## start DATASET

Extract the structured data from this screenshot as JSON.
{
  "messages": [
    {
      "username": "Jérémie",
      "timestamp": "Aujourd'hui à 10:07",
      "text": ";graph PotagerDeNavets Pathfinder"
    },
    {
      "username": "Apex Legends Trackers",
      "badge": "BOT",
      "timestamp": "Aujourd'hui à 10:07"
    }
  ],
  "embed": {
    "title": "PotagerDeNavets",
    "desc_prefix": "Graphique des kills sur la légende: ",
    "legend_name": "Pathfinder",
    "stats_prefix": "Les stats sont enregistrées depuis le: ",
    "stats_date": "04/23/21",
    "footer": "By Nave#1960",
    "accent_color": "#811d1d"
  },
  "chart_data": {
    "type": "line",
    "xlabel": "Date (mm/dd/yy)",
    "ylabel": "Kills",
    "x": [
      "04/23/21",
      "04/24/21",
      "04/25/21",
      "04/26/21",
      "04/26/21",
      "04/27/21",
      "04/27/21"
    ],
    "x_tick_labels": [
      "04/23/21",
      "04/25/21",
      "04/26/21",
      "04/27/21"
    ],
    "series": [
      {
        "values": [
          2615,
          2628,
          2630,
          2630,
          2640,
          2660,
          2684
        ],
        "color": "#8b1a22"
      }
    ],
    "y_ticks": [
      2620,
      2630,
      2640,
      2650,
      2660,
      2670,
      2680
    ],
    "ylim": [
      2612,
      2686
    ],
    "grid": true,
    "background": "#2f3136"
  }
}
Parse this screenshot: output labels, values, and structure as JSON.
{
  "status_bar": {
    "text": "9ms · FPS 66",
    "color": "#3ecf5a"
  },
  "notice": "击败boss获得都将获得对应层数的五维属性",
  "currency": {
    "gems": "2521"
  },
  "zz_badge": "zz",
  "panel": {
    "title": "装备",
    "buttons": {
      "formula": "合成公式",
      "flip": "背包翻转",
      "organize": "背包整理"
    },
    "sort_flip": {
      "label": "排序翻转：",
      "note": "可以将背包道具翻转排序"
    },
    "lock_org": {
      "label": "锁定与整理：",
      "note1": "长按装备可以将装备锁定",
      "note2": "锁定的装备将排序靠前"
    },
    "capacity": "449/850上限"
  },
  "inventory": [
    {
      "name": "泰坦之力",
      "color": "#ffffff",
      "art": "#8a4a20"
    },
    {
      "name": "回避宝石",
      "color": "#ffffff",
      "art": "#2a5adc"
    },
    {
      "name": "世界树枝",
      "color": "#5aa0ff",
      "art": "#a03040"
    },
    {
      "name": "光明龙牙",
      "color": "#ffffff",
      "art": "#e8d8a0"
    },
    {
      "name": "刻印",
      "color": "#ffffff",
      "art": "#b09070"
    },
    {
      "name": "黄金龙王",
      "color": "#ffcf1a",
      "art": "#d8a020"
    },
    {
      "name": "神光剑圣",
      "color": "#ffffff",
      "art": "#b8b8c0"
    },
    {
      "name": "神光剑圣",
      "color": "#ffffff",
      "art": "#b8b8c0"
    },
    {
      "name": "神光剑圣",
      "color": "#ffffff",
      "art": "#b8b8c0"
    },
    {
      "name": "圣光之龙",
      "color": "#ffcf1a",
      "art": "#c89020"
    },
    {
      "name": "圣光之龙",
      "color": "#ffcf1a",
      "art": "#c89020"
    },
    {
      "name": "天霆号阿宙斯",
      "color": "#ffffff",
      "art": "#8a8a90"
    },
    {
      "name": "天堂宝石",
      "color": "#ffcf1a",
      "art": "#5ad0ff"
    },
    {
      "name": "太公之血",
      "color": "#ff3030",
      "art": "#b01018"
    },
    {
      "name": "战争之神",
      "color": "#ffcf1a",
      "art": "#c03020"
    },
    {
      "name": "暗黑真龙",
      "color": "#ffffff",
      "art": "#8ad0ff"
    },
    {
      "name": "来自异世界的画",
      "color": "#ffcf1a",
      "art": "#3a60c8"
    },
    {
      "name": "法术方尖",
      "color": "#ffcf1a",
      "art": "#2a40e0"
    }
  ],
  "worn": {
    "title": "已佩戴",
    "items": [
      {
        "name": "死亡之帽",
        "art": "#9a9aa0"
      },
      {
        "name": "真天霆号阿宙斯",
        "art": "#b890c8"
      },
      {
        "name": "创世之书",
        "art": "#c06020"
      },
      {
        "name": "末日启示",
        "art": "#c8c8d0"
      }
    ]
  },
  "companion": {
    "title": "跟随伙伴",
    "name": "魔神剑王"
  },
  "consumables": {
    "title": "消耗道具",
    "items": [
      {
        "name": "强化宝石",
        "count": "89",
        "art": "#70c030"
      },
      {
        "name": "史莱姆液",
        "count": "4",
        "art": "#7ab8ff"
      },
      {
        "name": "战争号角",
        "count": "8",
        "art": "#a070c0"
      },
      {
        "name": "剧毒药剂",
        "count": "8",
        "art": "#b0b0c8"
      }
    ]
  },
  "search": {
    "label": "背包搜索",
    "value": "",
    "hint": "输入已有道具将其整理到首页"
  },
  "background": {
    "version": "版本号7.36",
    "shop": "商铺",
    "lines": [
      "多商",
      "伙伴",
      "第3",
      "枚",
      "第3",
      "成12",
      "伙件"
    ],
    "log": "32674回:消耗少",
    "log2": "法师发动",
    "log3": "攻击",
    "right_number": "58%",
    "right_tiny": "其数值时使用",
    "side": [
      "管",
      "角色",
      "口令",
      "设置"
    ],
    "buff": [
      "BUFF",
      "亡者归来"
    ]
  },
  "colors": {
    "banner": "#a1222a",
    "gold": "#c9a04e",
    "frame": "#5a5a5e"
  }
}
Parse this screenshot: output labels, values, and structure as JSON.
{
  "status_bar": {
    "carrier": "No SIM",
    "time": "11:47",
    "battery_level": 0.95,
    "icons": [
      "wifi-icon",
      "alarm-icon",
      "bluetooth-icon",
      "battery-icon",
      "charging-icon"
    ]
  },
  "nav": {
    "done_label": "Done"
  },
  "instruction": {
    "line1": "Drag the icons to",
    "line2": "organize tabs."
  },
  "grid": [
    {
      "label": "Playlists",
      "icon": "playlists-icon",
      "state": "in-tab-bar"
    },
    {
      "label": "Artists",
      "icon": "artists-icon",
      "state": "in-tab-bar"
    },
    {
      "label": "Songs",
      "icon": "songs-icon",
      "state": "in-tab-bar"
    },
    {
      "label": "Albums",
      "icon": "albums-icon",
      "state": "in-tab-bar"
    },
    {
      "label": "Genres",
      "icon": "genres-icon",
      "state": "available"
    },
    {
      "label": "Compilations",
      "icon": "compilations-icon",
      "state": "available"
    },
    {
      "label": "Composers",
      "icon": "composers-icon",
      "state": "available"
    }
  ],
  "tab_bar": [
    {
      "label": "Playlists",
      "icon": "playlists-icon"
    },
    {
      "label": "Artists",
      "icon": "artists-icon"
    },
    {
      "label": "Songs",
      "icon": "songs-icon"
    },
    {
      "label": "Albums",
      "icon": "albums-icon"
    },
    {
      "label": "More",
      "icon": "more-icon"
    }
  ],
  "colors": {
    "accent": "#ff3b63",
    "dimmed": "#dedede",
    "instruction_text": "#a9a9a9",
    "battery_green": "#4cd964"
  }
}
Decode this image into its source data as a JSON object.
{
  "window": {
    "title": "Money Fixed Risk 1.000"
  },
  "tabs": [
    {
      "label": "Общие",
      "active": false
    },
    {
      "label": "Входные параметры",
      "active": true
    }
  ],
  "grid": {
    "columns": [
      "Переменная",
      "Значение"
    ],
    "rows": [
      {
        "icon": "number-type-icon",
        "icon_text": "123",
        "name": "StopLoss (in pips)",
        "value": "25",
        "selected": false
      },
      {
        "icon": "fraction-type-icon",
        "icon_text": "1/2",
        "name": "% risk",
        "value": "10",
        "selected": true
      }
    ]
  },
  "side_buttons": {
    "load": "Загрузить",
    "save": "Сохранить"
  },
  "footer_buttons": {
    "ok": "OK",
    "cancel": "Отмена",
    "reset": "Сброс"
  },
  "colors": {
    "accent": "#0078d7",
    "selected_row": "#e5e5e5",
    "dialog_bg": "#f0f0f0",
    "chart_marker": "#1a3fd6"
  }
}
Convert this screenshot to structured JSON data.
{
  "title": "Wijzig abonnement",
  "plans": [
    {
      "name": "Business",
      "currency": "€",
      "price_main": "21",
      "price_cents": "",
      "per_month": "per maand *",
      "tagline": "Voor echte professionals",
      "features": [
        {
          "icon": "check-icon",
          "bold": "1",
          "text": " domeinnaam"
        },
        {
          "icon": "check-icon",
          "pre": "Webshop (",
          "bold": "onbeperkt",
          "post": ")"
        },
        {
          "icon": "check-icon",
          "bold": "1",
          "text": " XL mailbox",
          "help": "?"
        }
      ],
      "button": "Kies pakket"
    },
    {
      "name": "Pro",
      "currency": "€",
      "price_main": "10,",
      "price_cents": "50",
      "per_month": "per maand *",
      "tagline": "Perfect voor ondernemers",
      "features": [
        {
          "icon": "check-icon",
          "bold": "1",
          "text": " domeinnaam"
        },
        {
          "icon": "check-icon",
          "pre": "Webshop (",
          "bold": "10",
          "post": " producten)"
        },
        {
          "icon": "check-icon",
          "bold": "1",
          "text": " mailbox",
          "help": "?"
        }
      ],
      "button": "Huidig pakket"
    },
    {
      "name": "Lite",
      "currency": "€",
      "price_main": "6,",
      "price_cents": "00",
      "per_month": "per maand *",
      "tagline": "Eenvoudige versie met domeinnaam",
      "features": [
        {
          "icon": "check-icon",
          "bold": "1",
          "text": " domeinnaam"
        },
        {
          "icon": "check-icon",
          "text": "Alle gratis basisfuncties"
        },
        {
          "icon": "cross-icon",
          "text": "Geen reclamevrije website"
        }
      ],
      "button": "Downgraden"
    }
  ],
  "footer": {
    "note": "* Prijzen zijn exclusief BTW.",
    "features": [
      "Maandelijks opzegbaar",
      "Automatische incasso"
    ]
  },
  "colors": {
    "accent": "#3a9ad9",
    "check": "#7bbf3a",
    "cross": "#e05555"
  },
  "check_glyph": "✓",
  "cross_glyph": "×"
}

## end DATASET

Go through the entries and return each line where the word "Pathfinder" appears.

■ RESPONSE ■
      "text": ";graph PotagerDeNavets Pathfinder"
    "legend_name": "Pathfinder",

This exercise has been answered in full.